» Exercise directions: The entries that follow should be written out exactly.

== Records to use

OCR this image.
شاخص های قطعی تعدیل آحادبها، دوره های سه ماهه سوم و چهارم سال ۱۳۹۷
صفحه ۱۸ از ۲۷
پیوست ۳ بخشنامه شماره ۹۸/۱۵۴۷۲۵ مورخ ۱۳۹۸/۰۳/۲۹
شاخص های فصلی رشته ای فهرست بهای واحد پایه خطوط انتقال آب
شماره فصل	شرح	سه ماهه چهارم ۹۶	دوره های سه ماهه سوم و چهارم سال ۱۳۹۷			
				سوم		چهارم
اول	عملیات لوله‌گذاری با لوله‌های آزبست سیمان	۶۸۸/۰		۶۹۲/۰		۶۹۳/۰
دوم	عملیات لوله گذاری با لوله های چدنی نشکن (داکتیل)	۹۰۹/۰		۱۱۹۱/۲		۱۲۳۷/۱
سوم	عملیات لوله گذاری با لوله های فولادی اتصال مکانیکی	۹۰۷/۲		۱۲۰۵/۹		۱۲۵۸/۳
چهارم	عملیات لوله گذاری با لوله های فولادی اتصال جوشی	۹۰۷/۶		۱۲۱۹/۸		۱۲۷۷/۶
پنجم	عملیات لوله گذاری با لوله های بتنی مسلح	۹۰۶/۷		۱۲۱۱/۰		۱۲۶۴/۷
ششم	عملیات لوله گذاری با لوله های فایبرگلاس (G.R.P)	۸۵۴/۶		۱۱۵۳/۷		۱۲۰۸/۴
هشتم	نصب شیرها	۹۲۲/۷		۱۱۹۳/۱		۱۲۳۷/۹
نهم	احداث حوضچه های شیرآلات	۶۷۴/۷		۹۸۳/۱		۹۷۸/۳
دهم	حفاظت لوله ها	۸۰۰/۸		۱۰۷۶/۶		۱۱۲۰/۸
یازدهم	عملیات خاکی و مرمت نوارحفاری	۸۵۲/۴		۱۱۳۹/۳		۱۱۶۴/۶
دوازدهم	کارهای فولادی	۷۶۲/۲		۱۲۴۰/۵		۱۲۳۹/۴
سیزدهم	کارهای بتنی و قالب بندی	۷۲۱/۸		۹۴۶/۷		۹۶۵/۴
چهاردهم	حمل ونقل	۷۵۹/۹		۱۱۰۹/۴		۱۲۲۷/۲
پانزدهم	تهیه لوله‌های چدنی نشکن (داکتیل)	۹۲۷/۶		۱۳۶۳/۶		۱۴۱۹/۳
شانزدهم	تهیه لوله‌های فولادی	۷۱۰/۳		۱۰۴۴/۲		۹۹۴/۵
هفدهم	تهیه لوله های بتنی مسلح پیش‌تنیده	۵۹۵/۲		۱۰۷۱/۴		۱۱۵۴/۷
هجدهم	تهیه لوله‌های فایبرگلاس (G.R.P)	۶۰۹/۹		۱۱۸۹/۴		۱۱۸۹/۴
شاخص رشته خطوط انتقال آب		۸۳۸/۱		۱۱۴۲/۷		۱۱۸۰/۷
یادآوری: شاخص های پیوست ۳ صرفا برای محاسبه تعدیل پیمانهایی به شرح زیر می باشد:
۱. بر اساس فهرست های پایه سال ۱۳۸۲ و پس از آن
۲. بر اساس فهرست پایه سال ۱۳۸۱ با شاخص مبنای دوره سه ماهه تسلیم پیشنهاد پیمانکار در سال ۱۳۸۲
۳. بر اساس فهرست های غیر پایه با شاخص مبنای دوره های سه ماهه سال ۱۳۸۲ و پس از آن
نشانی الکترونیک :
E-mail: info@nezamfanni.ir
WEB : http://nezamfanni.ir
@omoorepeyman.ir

====

» Answer to the task:
OCR this image.
شاخص های قطعی تعدیل آحادبها، دوره های سه ماهه سوم و چهارم سال ۱۳۹۷
صفحه ۱۸ از ۲۷
پیوست ۳ بخشنامه شماره ۹۸/۱۵۴۷۲۵ مورخ ۱۳۹۸/۰۳/۲۹
شاخص های فصلی رشته ای فهرست بهای واحد پایه خطوط انتقال آب
شماره فصل	شرح	سه ماهه چهارم ۹۶	دوره های سه ماهه سوم و چهارم سال ۱۳۹۷			
				سوم		چهارم
اول	عملیات لوله‌گذاری با لوله‌های آزبست سیمان	۶۸۸/۰		۶۹۲/۰		۶۹۳/۰
دوم	عملیات لوله گذاری با لوله های چدنی نشکن (داکتیل)	۹۰۹/۰		۱۱۹۱/۲		۱۲۳۷/۱
سوم	عملیات لوله گذاری با لوله های فولادی اتصال مکانیکی	۹۰۷/۲		۱۲۰۵/۹		۱۲۵۸/۳
چهارم	عملیات لوله گذاری با لوله های فولادی اتصال جوشی	۹۰۷/۶		۱۲۱۹/۸		۱۲۷۷/۶
پنجم	عملیات لوله گذاری با لوله های بتنی مسلح	۹۰۶/۷		۱۲۱۱/۰		۱۲۶۴/۷
ششم	عملیات لوله گذاری با لوله های فایبرگلاس (G.R.P)	۸۵۴/۶		۱۱۵۳/۷		۱۲۰۸/۴
هشتم	نصب شیرها	۹۲۲/۷		۱۱۹۳/۱		۱۲۳۷/۹
نهم	احداث حوضچه های شیرآلات	۶۷۴/۷		۹۸۳/۱		۹۷۸/۳
دهم	حفاظت لوله ها	۸۰۰/۸		۱۰۷۶/۶		۱۱۲۰/۸
یازدهم	عملیات خاکی و مرمت نوارحفاری	۸۵۲/۴		۱۱۳۹/۳		۱۱۶۴/۶
دوازدهم	کارهای فولادی	۷۶۲/۲		۱۲۴۰/۵		۱۲۳۹/۴
سیزدهم	کارهای بتنی و قالب بندی	۷۲۱/۸		۹۴۶/۷		۹۶۵/۴
چهاردهم	حمل ونقل	۷۵۹/۹		۱۱۰۹/۴		۱۲۲۷/۲
پانزدهم	تهیه لوله‌های چدنی نشکن (داکتیل)	۹۲۷/۶		۱۳۶۳/۶		۱۴۱۹/۳
شانزدهم	تهیه لوله‌های فولادی	۷۱۰/۳		۱۰۴۴/۲		۹۹۴/۵
هفدهم	تهیه لوله های بتنی مسلح پیش‌تنیده	۵۹۵/۲		۱۰۷۱/۴		۱۱۵۴/۷
هجدهم	تهیه لوله‌های فایبرگلاس (G.R.P)	۶۰۹/۹		۱۱۸۹/۴		۱۱۸۹/۴
شاخص رشته خطوط انتقال آب		۸۳۸/۱		۱۱۴۲/۷		۱۱۸۰/۷
یادآوری: شاخص های پیوست ۳ صرفا برای محاسبه تعدیل پیمانهایی به شرح زیر می باشد:
۱. بر اساس فهرست های پایه سال ۱۳۸۲ و پس از آن
۲. بر اساس فهرست پایه سال ۱۳۸۱ با شاخص مبنای دوره سه ماهه تسلیم پیشنهاد پیمانکار در سال ۱۳۸۲
۳. بر اساس فهرست های غیر پایه با شاخص مبنای دوره های سه ماهه سال ۱۳۸۲ و پس از آن
نشانی الکترونیک :
E-mail: info@nezamfanni.ir
WEB : http://nezamfanni.ir
@omoorepeyman.ir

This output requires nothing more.